▶ [Job] Select, from the data, each line where "MnO₄" occurs.

▶ [Data]

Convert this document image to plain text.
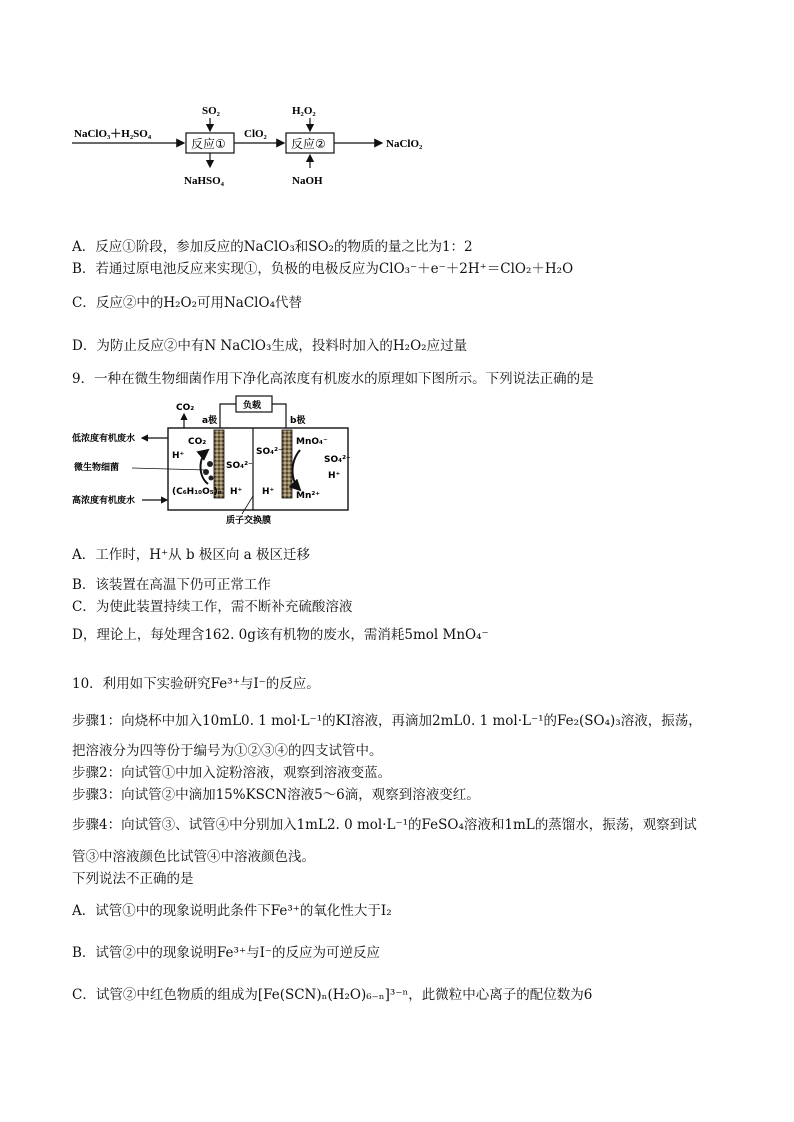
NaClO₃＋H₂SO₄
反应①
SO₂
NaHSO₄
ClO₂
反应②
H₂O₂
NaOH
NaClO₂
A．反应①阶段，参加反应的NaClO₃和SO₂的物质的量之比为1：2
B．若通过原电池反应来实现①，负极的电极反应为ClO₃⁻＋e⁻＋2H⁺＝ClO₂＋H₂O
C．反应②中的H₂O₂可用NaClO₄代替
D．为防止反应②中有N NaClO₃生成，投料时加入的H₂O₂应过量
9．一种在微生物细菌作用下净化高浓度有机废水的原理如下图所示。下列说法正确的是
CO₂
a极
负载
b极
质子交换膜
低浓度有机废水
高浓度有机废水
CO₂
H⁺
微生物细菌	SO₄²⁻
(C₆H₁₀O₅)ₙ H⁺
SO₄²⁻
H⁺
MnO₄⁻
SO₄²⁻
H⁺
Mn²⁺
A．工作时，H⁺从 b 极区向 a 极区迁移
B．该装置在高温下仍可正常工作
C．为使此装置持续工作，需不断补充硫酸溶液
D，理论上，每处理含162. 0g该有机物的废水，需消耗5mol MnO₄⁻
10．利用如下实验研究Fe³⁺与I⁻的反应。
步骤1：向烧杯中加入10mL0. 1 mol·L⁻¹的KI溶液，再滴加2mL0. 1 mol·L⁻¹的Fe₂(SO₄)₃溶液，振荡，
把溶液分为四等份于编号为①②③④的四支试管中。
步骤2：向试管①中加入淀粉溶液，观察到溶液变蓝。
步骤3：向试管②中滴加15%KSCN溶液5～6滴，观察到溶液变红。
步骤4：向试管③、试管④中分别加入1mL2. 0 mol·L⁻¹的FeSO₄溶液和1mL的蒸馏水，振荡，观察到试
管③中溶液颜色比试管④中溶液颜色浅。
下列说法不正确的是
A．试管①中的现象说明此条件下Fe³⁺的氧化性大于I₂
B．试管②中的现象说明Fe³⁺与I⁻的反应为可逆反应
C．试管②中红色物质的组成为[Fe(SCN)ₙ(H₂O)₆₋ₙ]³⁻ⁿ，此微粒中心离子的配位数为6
--
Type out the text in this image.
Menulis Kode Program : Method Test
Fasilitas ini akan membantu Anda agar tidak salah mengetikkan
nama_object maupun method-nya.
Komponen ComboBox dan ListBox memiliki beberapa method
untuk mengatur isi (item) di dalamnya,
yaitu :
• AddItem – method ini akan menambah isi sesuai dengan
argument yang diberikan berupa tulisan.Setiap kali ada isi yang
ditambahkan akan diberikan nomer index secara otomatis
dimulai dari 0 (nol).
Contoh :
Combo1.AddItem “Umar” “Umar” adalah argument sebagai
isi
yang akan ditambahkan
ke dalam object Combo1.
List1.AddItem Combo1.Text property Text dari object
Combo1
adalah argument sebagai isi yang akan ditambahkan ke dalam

▶ [Result for this task]
MnO₄⁻
D，理论上，每处理含162. 0g该有机物的废水，需消耗5mol MnO₄⁻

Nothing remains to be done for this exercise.